[Figure data in JSON]
········

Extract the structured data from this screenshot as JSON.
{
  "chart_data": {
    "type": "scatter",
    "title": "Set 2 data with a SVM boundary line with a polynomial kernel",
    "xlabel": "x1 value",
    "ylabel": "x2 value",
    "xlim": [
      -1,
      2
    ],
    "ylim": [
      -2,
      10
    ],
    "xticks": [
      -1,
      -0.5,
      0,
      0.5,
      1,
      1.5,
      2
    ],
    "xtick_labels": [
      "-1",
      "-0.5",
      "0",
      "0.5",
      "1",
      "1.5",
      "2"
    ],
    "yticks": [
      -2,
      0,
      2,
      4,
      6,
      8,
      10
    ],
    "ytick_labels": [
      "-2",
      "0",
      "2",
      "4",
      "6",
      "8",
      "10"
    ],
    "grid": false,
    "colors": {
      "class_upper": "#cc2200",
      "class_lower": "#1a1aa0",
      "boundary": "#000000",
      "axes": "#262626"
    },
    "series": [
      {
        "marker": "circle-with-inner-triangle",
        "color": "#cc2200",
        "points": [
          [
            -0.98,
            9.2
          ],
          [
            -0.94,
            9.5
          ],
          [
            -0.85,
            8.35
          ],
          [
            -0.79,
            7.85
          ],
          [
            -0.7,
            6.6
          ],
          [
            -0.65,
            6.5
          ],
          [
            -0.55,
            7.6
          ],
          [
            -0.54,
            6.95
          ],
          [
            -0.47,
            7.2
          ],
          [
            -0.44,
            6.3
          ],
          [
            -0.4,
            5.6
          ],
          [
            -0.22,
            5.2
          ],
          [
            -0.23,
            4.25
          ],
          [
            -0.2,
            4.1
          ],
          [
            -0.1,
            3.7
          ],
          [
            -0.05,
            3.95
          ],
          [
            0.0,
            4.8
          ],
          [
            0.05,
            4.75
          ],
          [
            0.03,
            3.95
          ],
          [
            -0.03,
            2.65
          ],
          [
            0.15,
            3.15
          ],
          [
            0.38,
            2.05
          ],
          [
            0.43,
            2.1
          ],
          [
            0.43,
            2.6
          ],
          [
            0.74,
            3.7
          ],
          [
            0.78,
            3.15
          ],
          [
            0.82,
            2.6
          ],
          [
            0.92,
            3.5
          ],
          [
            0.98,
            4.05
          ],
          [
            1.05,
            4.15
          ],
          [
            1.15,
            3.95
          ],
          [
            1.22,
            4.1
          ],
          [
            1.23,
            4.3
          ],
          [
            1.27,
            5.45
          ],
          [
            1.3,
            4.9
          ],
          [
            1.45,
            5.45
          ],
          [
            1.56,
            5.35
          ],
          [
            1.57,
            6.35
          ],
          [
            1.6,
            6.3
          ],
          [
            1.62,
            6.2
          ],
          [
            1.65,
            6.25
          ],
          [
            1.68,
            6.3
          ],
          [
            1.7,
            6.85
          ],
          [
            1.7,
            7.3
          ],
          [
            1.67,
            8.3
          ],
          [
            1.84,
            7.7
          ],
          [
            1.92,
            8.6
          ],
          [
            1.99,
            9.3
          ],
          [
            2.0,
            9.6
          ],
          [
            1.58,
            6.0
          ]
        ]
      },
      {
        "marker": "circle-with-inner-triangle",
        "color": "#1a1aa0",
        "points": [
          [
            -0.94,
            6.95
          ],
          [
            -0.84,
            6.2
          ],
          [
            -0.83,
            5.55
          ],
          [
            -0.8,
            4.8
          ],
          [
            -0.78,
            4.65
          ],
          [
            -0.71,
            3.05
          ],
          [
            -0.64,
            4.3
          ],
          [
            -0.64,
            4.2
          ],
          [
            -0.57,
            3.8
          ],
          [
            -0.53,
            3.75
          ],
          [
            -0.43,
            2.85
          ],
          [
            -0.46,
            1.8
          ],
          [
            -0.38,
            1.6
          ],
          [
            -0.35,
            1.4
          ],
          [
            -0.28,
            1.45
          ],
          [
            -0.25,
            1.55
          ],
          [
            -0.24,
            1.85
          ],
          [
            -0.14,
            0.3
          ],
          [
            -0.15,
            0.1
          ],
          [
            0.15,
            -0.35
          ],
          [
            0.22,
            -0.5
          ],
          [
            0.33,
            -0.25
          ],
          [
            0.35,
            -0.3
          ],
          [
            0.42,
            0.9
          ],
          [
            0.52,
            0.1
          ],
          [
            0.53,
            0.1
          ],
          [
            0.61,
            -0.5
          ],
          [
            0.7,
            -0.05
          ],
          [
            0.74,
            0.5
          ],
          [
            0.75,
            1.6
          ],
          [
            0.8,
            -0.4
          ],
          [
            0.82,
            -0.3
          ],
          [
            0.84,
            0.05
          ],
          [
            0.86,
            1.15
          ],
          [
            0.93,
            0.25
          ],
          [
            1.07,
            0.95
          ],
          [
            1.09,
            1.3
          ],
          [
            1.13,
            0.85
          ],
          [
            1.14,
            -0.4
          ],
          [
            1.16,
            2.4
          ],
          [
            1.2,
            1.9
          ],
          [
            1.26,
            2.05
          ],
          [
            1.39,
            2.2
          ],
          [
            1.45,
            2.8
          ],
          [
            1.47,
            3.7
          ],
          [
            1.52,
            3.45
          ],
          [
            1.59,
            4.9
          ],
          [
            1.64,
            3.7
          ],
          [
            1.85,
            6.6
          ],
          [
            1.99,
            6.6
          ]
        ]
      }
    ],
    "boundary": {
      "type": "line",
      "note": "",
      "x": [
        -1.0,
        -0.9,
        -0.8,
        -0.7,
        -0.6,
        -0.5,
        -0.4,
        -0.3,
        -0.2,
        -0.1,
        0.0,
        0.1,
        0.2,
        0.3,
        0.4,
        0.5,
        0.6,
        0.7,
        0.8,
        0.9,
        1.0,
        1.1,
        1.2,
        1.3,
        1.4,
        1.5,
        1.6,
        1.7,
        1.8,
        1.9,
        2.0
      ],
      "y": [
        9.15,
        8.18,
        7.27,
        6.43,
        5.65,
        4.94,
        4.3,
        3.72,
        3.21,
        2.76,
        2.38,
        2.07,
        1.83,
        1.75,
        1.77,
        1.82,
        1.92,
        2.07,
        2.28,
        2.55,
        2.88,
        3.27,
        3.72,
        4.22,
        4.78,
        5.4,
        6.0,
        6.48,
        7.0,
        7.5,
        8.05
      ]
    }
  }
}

········

PROBLEM STATEMENT: Extract the complete listing verbatim.

RESULT OF THIS EXERCISE:
Extract the structured data from this screenshot as JSON.
{
  "chart_data": {
    "type": "scatter",
    "title": "Set 2 data with a SVM boundary line with a polynomial kernel",
    "xlabel": "x1 value",
    "ylabel": "x2 value",
    "xlim": [
      -1,
      2
    ],
    "ylim": [
      -2,
      10
    ],
    "xticks": [
      -1,
      -0.5,
      0,
      0.5,
      1,
      1.5,
      2
    ],
    "xtick_labels": [
      "-1",
      "-0.5",
      "0",
      "0.5",
      "1",
      "1.5",
      "2"
    ],
    "yticks": [
      -2,
      0,
      2,
      4,
      6,
      8,
      10
    ],
    "ytick_labels": [
      "-2",
      "0",
      "2",
      "4",
      "6",
      "8",
      "10"
    ],
    "grid": false,
    "colors": {
      "class_upper": "#cc2200",
      "class_lower": "#1a1aa0",
      "boundary": "#000000",
      "axes": "#262626"
    },
    "series": [
      {
        "marker": "circle-with-inner-triangle",
        "color": "#cc2200",
        "points": [
          [
            -0.98,
            9.2
          ],
          [
            -0.94,
            9.5
          ],
          [
            -0.85,
            8.35
          ],
          [
            -0.79,
            7.85
          ],
          [
            -0.7,
            6.6
          ],
          [
            -0.65,
            6.5
          ],
          [
            -0.55,
            7.6
          ],
          [
            -0.54,
            6.95
          ],
          [
            -0.47,
            7.2
          ],
          [
            -0.44,
            6.3
          ],
          [
            -0.4,
            5.6
          ],
          [
            -0.22,
            5.2
          ],
          [
            -0.23,
            4.25
          ],
          [
            -0.2,
            4.1
          ],
          [
            -0.1,
            3.7
          ],
          [
            -0.05,
            3.95
          ],
          [
            0.0,
            4.8
          ],
          [
            0.05,
            4.75
          ],
          [
            0.03,
            3.95
          ],
          [
            -0.03,
            2.65
          ],
          [
            0.15,
            3.15
          ],
          [
            0.38,
            2.05
          ],
          [
            0.43,
            2.1
          ],
          [
            0.43,
            2.6
          ],
          [
            0.74,
            3.7
          ],
          [
            0.78,
            3.15
          ],
          [
            0.82,
            2.6
          ],
          [
            0.92,
            3.5
          ],
          [
            0.98,
            4.05
          ],
          [
            1.05,
            4.15
          ],
          [
            1.15,
            3.95
          ],
          [
            1.22,
            4.1
          ],
          [
            1.23,
            4.3
          ],
          [
            1.27,
            5.45
          ],
          [
            1.3,
            4.9
          ],
          [
            1.45,
            5.45
          ],
          [
            1.56,
            5.35
          ],
          [
            1.57,
            6.35
          ],
          [
            1.6,
            6.3
          ],
          [
            1.62,
            6.2
          ],
          [
            1.65,
            6.25
          ],
          [
            1.68,
            6.3
          ],
          [
            1.7,
            6.85
          ],
          [
            1.7,
            7.3
          ],
          [
            1.67,
            8.3
          ],
          [
            1.84,
            7.7
          ],
          [
            1.92,
            8.6
          ],
          [
            1.99,
            9.3
          ],
          [
            2.0,
            9.6
          ],
          [
            1.58,
            6.0
          ]
        ]
      },
      {
        "marker": "circle-with-inner-triangle",
        "color": "#1a1aa0",
        "points": [
          [
            -0.94,
            6.95
          ],
          [
            -0.84,
            6.2
          ],
          [
            -0.83,
            5.55
          ],
          [
            -0.8,
            4.8
          ],
          [
            -0.78,
            4.65
          ],
          [
            -0.71,
            3.05
          ],
          [
            -0.64,
            4.3
          ],
          [
            -0.64,
            4.2
          ],
          [
            -0.57,
            3.8
          ],
          [
            -0.53,
            3.75
          ],
          [
            -0.43,
            2.85
          ],
          [
            -0.46,
            1.8
          ],
          [
            -0.38,
            1.6
          ],
          [
            -0.35,
            1.4
          ],
          [
            -0.28,
            1.45
          ],
          [
            -0.25,
            1.55
          ],
          [
            -0.24,
            1.85
          ],
          [
            -0.14,
            0.3
          ],
          [
            -0.15,
            0.1
          ],
          [
            0.15,
            -0.35
          ],
          [
            0.22,
            -0.5
          ],
          [
            0.33,
            -0.25
          ],
          [
            0.35,
            -0.3
          ],
          [
            0.42,
            0.9
          ],
          [
            0.52,
            0.1
          ],
          [
            0.53,
            0.1
          ],
          [
            0.61,
            -0.5
          ],
          [
            0.7,
            -0.05
          ],
          [
            0.74,
            0.5
          ],
          [
            0.75,
            1.6
          ],
          [
            0.8,
            -0.4
          ],
          [
            0.82,
            -0.3
          ],
          [
            0.84,
            0.05
          ],
          [
            0.86,
            1.15
          ],
          [
            0.93,
            0.25
          ],
          [
            1.07,
            0.95
          ],
          [
            1.09,
            1.3
          ],
          [
            1.13,
            0.85
          ],
          [
            1.14,
            -0.4
          ],
          [
            1.16,
            2.4
          ],
          [
            1.2,
            1.9
          ],
          [
            1.26,
            2.05
          ],
          [
            1.39,
            2.2
          ],
          [
            1.45,
            2.8
          ],
          [
            1.47,
            3.7
          ],
          [
            1.52,
            3.45
          ],
          [
            1.59,
            4.9
          ],
          [
            1.64,
            3.7
          ],
          [
            1.85,
            6.6
          ],
          [
            1.99,
            6.6
          ]
        ]
      }
    ],
    "boundary": {
      "type": "line",
      "note": "",
      "x": [
        -1.0,
        -0.9,
        -0.8,
        -0.7,
        -0.6,
        -0.5,
        -0.4,
        -0.3,
        -0.2,
        -0.1,
        0.0,
        0.1,
        0.2,
        0.3,
        0.4,
        0.5,
        0.6,
        0.7,
        0.8,
        0.9,
        1.0,
        1.1,
        1.2,
        1.3,
        1.4,
        1.5,
        1.6,
        1.7,
        1.8,
        1.9,
        2.0
      ],
      "y": [
        9.15,
        8.18,
        7.27,
        6.43,
        5.65,
        4.94,
        4.3,
        3.72,
        3.21,
        2.76,
        2.38,
        2.07,
        1.83,
        1.75,
        1.77,
        1.82,
        1.92,
        2.07,
        2.28,
        2.55,
        2.88,
        3.27,
        3.72,
        4.22,
        4.78,
        5.4,
        6.0,
        6.48,
        7.0,
        7.5,
        8.05
      ]
    }
  }
}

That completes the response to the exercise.